Records from a collection:
━━━━━━

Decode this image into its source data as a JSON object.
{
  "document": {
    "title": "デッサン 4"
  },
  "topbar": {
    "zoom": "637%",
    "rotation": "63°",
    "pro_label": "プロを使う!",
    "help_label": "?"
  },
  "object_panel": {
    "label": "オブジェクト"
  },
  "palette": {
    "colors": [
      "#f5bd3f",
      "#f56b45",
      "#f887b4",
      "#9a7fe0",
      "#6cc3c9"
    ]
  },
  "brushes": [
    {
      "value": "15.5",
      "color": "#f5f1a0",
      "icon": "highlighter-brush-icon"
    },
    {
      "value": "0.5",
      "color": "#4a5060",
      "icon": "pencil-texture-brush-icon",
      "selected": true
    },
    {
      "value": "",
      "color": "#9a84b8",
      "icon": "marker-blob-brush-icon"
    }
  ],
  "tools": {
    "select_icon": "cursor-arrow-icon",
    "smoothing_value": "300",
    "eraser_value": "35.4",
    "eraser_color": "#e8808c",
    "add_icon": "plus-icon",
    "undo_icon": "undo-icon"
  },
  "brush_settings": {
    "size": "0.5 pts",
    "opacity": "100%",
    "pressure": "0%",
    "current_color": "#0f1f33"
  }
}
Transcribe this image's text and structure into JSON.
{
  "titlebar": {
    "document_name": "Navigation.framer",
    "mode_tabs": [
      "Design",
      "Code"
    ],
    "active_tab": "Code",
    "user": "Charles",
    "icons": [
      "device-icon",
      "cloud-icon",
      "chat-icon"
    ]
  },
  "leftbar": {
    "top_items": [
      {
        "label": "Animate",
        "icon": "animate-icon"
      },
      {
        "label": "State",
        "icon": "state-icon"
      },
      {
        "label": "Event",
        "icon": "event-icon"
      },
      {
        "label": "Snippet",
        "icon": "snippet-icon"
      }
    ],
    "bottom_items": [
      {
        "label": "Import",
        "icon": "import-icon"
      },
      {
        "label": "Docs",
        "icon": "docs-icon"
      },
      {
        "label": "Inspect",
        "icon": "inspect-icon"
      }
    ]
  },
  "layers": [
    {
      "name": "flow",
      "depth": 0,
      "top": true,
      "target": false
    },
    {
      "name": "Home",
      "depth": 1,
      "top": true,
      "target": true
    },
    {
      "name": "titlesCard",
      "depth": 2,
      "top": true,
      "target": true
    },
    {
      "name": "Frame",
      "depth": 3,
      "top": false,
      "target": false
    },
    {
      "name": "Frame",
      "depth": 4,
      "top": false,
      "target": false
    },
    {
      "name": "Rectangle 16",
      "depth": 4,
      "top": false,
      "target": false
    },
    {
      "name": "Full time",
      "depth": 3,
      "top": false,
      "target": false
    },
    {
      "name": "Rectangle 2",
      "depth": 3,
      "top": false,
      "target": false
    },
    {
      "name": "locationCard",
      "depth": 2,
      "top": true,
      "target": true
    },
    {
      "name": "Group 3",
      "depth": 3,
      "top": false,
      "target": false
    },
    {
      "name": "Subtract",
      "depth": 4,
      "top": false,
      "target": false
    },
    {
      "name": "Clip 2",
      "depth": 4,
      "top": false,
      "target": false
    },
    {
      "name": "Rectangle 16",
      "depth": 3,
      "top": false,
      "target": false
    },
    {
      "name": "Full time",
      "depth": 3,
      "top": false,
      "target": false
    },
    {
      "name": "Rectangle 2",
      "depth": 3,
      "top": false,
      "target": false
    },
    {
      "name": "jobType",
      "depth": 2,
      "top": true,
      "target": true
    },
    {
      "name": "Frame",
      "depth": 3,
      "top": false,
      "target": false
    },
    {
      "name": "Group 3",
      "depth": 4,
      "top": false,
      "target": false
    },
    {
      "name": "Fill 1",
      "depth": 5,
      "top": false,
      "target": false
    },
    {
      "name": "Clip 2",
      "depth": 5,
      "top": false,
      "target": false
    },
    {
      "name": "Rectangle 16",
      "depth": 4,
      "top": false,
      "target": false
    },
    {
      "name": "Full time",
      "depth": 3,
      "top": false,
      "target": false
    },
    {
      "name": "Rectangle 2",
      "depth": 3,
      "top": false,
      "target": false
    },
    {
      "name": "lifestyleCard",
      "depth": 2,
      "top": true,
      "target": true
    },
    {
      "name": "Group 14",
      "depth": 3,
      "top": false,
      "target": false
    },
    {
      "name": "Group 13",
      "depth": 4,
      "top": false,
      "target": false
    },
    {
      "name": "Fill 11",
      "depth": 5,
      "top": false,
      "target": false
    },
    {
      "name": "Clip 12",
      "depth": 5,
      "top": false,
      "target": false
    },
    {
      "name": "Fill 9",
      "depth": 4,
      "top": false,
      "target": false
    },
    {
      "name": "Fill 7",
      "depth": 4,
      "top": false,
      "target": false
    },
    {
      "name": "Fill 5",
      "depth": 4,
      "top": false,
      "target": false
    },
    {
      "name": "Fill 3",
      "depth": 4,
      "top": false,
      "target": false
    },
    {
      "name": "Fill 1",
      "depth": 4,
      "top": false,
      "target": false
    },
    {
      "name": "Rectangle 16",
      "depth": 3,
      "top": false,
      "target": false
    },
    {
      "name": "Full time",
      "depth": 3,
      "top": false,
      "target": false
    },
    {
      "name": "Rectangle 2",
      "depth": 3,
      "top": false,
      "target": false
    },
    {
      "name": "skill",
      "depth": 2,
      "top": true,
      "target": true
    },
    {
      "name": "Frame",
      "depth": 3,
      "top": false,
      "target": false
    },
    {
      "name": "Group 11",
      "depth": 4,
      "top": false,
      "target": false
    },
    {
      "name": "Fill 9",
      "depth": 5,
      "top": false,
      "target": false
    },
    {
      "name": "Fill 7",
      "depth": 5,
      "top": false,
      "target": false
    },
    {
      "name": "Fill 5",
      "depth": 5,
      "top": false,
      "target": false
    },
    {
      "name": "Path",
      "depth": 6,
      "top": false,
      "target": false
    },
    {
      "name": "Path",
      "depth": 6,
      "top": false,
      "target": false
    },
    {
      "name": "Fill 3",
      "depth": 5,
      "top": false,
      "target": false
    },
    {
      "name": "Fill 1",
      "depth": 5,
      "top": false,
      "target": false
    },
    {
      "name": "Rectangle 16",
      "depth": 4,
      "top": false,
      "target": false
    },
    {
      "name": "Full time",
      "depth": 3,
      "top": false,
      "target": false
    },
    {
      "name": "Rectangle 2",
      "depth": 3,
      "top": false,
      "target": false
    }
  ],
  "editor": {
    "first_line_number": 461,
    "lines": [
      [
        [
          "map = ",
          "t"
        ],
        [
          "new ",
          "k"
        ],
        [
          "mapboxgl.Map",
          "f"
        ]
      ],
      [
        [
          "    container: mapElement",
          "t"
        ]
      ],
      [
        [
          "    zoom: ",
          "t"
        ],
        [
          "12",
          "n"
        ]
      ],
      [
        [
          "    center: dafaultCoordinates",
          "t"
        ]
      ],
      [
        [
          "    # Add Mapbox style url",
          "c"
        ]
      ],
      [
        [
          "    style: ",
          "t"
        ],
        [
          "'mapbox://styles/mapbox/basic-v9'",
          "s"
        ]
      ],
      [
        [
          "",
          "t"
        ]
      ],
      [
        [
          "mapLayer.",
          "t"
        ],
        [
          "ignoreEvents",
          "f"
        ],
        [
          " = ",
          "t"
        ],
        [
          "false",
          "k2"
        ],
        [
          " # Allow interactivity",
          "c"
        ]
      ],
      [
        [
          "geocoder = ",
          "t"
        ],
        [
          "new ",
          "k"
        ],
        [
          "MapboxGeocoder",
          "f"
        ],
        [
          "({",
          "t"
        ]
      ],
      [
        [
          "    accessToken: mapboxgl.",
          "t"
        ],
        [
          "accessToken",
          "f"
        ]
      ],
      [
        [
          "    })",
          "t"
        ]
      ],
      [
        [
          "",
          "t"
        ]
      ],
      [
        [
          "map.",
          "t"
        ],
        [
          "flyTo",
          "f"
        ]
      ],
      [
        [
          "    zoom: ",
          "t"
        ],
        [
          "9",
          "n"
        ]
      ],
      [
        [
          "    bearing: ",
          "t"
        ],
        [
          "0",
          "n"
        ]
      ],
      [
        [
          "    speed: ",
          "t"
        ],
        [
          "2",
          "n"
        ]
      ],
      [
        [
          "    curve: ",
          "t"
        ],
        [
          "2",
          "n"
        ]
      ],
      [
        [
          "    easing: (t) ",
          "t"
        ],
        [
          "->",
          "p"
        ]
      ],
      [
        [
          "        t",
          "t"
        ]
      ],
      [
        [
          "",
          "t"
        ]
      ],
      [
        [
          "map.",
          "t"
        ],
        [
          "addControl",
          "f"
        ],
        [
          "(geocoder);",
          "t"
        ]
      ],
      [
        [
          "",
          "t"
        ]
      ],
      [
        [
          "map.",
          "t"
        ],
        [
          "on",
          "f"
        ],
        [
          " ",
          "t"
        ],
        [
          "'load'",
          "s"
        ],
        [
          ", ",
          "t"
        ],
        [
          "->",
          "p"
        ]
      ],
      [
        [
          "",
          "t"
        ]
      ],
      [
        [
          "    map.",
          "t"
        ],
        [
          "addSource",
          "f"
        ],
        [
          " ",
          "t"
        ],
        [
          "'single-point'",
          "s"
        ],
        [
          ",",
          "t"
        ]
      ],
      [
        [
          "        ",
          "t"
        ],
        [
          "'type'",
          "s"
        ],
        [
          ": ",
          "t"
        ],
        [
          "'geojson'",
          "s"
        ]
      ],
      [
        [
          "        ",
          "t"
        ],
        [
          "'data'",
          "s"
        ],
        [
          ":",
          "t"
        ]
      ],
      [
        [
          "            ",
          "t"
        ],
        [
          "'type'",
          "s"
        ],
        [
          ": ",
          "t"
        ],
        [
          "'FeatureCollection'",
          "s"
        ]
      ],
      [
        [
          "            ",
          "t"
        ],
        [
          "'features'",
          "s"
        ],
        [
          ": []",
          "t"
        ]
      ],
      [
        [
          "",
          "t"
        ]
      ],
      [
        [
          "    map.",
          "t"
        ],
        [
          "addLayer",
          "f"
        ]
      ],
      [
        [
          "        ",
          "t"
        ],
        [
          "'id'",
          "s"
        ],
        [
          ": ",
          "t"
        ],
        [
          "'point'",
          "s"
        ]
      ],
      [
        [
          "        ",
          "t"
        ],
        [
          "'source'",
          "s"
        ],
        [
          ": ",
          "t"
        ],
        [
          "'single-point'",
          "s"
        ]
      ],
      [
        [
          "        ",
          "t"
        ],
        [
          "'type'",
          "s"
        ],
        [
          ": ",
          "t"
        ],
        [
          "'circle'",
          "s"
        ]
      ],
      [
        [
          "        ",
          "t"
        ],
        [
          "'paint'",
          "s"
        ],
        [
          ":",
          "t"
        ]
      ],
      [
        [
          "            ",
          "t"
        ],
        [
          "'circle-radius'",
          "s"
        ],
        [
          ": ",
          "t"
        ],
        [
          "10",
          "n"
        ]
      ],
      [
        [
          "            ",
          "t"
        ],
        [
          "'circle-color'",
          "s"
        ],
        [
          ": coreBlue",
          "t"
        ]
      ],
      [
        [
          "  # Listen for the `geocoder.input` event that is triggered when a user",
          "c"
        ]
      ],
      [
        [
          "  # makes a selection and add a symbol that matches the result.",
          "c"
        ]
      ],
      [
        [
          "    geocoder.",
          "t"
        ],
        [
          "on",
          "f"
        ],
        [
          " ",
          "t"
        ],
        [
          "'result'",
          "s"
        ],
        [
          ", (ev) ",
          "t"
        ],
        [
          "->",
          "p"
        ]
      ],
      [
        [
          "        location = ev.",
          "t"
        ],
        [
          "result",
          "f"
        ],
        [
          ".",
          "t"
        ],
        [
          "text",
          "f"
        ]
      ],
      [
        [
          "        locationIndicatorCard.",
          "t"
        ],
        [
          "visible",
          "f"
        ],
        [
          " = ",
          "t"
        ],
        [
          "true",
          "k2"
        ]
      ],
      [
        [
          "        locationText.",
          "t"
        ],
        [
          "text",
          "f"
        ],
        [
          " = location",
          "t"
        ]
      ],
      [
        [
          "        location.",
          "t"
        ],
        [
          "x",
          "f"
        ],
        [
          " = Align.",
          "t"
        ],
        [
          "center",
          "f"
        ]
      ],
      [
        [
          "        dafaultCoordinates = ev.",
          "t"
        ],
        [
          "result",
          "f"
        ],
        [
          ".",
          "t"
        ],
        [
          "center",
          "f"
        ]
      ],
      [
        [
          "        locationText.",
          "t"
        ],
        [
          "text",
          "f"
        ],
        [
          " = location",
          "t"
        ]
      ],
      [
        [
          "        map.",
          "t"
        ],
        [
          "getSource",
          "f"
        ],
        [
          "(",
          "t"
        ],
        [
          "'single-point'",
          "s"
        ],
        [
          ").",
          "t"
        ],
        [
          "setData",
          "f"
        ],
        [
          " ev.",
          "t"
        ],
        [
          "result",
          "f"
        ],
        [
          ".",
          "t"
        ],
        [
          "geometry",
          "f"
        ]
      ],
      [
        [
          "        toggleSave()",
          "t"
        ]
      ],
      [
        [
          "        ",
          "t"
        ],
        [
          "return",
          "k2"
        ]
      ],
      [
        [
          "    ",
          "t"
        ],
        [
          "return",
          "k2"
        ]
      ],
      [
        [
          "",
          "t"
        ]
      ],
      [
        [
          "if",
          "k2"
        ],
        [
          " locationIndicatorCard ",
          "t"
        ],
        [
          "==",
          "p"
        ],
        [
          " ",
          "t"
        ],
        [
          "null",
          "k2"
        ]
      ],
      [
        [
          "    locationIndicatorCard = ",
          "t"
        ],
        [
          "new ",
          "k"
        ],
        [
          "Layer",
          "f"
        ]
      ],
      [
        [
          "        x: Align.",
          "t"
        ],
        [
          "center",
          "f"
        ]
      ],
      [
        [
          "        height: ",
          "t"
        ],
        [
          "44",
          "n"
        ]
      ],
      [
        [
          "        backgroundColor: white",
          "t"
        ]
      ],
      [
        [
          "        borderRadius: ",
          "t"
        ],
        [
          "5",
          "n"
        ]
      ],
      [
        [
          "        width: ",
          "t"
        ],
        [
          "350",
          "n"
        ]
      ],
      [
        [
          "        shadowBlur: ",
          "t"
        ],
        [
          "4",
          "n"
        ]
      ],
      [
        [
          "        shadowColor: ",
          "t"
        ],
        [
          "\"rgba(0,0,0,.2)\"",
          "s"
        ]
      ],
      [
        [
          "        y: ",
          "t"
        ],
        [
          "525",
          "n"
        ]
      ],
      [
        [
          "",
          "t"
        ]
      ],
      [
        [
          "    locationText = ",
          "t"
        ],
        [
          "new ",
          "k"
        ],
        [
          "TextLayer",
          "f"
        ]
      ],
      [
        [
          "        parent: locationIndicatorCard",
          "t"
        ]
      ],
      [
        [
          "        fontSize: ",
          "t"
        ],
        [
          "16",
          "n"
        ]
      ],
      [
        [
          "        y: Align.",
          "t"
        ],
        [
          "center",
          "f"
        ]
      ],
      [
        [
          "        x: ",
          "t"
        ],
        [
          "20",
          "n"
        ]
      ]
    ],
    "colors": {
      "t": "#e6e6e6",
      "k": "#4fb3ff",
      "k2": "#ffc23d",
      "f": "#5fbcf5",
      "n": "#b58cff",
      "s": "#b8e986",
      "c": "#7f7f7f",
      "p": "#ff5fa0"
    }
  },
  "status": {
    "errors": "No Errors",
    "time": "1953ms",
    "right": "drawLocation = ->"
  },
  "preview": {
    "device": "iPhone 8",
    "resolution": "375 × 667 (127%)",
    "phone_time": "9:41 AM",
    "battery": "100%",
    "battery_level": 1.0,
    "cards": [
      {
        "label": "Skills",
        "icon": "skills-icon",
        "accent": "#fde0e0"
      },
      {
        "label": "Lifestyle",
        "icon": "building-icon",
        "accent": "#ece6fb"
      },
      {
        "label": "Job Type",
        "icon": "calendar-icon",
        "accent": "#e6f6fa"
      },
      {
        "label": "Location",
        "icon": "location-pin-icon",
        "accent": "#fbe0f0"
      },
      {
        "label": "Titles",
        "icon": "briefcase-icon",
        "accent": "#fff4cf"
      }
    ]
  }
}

━━━━━━

> [Problem requirements]
Using the listing, copy every line where the word "user" shows up.

> [Complete answer]
    "user": "Charles",
          "  # Listen for the `geocoder.input` event that is triggered when a user",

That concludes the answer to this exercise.